## START Records shown

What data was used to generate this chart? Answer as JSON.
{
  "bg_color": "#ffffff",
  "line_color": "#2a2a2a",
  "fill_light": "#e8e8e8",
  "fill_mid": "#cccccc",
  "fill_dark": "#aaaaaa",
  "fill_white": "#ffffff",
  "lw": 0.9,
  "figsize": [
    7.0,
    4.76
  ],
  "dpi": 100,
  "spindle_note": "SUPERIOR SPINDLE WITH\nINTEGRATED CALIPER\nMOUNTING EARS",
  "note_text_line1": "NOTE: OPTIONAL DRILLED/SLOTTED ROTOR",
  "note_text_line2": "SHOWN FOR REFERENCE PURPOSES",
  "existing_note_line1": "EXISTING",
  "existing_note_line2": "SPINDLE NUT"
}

## END Records shown
## START Records shown

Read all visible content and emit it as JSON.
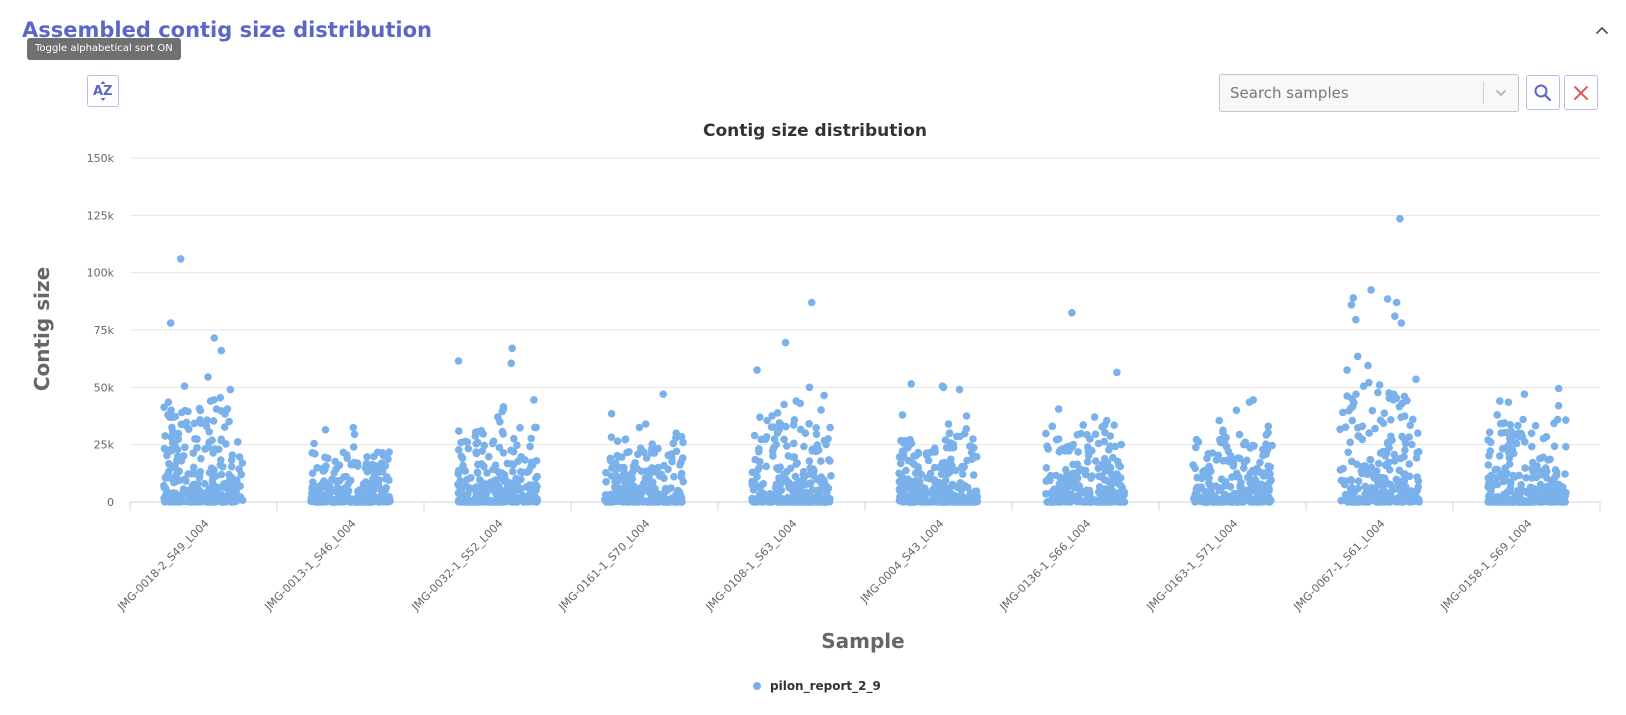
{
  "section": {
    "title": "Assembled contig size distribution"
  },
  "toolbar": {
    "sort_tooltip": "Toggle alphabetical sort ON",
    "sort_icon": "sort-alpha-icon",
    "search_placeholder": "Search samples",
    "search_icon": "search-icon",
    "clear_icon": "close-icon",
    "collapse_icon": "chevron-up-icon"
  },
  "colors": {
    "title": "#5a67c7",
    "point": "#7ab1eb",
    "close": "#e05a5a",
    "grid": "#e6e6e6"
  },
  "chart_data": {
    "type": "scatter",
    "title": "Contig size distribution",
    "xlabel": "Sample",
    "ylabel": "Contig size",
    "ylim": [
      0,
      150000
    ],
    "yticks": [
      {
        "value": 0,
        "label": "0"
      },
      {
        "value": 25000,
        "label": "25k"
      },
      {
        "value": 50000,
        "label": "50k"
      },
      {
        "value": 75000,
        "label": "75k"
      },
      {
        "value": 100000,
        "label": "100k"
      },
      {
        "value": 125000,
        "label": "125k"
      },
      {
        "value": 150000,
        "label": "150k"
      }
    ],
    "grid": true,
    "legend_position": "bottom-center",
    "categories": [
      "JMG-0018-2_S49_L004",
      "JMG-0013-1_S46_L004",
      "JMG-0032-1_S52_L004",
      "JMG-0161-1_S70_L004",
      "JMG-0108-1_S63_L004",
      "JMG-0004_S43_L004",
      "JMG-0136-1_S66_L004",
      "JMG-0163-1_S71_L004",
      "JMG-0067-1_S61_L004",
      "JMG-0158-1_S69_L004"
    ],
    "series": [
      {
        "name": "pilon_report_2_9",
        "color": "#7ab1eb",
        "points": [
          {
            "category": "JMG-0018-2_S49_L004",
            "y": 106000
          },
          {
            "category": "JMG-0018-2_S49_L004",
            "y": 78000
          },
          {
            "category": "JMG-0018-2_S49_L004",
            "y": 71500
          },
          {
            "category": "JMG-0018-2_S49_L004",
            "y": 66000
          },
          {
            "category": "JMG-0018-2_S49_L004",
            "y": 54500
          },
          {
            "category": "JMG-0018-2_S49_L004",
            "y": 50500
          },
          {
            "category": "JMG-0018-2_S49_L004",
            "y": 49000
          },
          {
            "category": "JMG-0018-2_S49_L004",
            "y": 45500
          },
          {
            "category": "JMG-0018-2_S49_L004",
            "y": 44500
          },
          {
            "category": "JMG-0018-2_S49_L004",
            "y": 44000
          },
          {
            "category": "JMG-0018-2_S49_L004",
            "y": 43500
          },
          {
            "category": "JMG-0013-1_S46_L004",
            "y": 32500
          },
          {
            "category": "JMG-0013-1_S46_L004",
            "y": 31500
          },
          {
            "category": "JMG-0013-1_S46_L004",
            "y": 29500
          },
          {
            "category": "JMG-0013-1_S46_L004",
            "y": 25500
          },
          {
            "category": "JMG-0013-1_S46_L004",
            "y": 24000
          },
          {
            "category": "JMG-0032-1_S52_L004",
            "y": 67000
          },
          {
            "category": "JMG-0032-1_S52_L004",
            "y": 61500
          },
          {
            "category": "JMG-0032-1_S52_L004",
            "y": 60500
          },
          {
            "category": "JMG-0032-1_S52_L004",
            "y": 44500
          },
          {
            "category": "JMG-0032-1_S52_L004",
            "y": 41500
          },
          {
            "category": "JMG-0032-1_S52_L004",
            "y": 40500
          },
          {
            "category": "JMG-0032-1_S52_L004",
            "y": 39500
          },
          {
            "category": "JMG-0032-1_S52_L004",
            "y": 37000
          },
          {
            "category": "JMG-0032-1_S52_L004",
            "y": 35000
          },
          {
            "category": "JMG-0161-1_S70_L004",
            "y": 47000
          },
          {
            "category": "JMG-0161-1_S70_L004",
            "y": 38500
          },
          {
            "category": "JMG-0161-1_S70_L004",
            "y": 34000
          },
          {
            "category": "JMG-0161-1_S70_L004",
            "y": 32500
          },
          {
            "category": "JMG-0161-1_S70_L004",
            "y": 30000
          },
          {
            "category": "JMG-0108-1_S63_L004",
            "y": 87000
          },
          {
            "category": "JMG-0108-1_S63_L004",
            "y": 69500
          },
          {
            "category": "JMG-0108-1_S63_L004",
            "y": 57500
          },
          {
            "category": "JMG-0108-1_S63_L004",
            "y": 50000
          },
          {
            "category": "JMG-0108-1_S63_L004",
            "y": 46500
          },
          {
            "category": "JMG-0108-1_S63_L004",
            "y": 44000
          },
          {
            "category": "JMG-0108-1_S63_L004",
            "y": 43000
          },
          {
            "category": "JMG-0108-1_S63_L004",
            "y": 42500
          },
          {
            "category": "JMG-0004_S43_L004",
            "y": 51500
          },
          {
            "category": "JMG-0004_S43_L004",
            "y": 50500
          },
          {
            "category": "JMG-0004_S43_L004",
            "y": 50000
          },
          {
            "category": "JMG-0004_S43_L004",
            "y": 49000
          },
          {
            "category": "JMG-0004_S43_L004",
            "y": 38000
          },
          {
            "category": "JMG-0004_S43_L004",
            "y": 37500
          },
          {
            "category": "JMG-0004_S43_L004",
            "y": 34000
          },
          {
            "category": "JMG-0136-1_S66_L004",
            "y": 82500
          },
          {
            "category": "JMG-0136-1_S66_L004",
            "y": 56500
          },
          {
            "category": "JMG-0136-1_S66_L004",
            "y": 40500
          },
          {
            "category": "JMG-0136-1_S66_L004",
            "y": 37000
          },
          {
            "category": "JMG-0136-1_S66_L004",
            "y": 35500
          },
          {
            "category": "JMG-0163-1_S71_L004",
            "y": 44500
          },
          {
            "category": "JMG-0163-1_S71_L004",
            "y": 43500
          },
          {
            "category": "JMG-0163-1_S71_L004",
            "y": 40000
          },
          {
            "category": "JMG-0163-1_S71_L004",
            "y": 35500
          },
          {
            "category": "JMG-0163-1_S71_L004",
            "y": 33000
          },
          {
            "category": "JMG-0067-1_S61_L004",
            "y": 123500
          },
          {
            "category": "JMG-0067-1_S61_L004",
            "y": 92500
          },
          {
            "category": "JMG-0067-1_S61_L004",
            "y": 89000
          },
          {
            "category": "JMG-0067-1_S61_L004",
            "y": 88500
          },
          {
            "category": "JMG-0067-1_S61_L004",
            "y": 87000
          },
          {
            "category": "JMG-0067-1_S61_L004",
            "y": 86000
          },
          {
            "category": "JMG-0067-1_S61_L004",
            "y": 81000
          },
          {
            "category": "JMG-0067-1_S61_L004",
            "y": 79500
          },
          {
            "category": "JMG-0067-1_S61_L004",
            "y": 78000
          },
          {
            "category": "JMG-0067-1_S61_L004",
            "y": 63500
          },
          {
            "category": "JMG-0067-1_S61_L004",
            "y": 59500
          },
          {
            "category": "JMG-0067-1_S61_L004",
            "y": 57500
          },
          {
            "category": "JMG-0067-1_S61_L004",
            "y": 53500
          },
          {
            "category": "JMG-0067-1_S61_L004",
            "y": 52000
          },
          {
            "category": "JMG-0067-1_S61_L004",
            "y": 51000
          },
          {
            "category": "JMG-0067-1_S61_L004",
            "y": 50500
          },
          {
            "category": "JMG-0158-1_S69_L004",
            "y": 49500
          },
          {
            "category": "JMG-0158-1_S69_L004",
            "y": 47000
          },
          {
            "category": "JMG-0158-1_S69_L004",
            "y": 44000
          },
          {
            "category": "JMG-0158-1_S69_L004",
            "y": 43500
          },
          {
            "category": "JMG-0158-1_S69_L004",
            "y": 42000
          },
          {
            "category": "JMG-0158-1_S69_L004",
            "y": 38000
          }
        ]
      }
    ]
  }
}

## END Records shown

→ Required task: Read the entries and show each line that mentions "value".

→ Written response:
        "value": 0,
        "value": 25000,
        "value": 50000,
        "value": 75000,
        "value": 100000,
        "value": 125000,
        "value": 150000,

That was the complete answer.